» WHAT IS BEING ASKED: Print each line exactly as it is given.

» MATERIAL PROVIDED:
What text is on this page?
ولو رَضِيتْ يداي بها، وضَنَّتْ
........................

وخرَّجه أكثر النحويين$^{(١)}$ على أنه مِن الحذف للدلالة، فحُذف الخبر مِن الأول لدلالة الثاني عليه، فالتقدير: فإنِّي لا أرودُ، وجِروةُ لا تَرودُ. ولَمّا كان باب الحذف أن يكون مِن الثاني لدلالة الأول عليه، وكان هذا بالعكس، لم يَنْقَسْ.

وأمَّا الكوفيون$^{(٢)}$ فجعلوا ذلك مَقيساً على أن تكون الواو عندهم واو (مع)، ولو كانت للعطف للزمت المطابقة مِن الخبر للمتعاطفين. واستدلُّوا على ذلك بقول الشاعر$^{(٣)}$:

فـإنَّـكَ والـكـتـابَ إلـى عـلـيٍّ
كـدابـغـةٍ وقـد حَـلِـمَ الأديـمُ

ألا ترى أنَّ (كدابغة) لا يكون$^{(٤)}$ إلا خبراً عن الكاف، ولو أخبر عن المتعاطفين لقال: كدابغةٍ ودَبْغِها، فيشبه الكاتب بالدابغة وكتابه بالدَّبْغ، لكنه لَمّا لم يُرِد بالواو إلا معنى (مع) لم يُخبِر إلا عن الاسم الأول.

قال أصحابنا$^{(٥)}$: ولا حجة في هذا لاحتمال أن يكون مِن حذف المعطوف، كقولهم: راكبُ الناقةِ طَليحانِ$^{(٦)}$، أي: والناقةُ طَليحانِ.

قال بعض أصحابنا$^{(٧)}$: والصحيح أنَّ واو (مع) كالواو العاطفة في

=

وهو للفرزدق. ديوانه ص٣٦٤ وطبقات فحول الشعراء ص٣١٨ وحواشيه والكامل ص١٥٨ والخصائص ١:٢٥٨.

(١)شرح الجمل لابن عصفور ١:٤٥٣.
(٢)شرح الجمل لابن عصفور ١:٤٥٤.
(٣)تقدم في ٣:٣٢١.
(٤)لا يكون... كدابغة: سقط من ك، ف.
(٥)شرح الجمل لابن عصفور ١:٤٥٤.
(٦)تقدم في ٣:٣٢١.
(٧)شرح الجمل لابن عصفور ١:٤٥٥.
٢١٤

» CORRECT ANSWER:
What text is on this page?
ولو رَضِيتْ يداي بها، وضَنَّتْ
........................

وخرَّجه أكثر النحويين$^{(١)}$ على أنه مِن الحذف للدلالة، فحُذف الخبر مِن الأول لدلالة الثاني عليه، فالتقدير: فإنِّي لا أرودُ، وجِروةُ لا تَرودُ. ولَمّا كان باب الحذف أن يكون مِن الثاني لدلالة الأول عليه، وكان هذا بالعكس، لم يَنْقَسْ.

وأمَّا الكوفيون$^{(٢)}$ فجعلوا ذلك مَقيساً على أن تكون الواو عندهم واو (مع)، ولو كانت للعطف للزمت المطابقة مِن الخبر للمتعاطفين. واستدلُّوا على ذلك بقول الشاعر$^{(٣)}$:

فـإنَّـكَ والـكـتـابَ إلـى عـلـيٍّ
كـدابـغـةٍ وقـد حَـلِـمَ الأديـمُ

ألا ترى أنَّ (كدابغة) لا يكون$^{(٤)}$ إلا خبراً عن الكاف، ولو أخبر عن المتعاطفين لقال: كدابغةٍ ودَبْغِها، فيشبه الكاتب بالدابغة وكتابه بالدَّبْغ، لكنه لَمّا لم يُرِد بالواو إلا معنى (مع) لم يُخبِر إلا عن الاسم الأول.

قال أصحابنا$^{(٥)}$: ولا حجة في هذا لاحتمال أن يكون مِن حذف المعطوف، كقولهم: راكبُ الناقةِ طَليحانِ$^{(٦)}$، أي: والناقةُ طَليحانِ.

قال بعض أصحابنا$^{(٧)}$: والصحيح أنَّ واو (مع) كالواو العاطفة في

=

وهو للفرزدق. ديوانه ص٣٦٤ وطبقات فحول الشعراء ص٣١٨ وحواشيه والكامل ص١٥٨ والخصائص ١:٢٥٨.

(١)شرح الجمل لابن عصفور ١:٤٥٣.
(٢)شرح الجمل لابن عصفور ١:٤٥٤.
(٣)تقدم في ٣:٣٢١.
(٤)لا يكون... كدابغة: سقط من ك، ف.
(٥)شرح الجمل لابن عصفور ١:٤٥٤.
(٦)تقدم في ٣:٣٢١.
(٧)شرح الجمل لابن عصفور ١:٤٥٥.
٢١٤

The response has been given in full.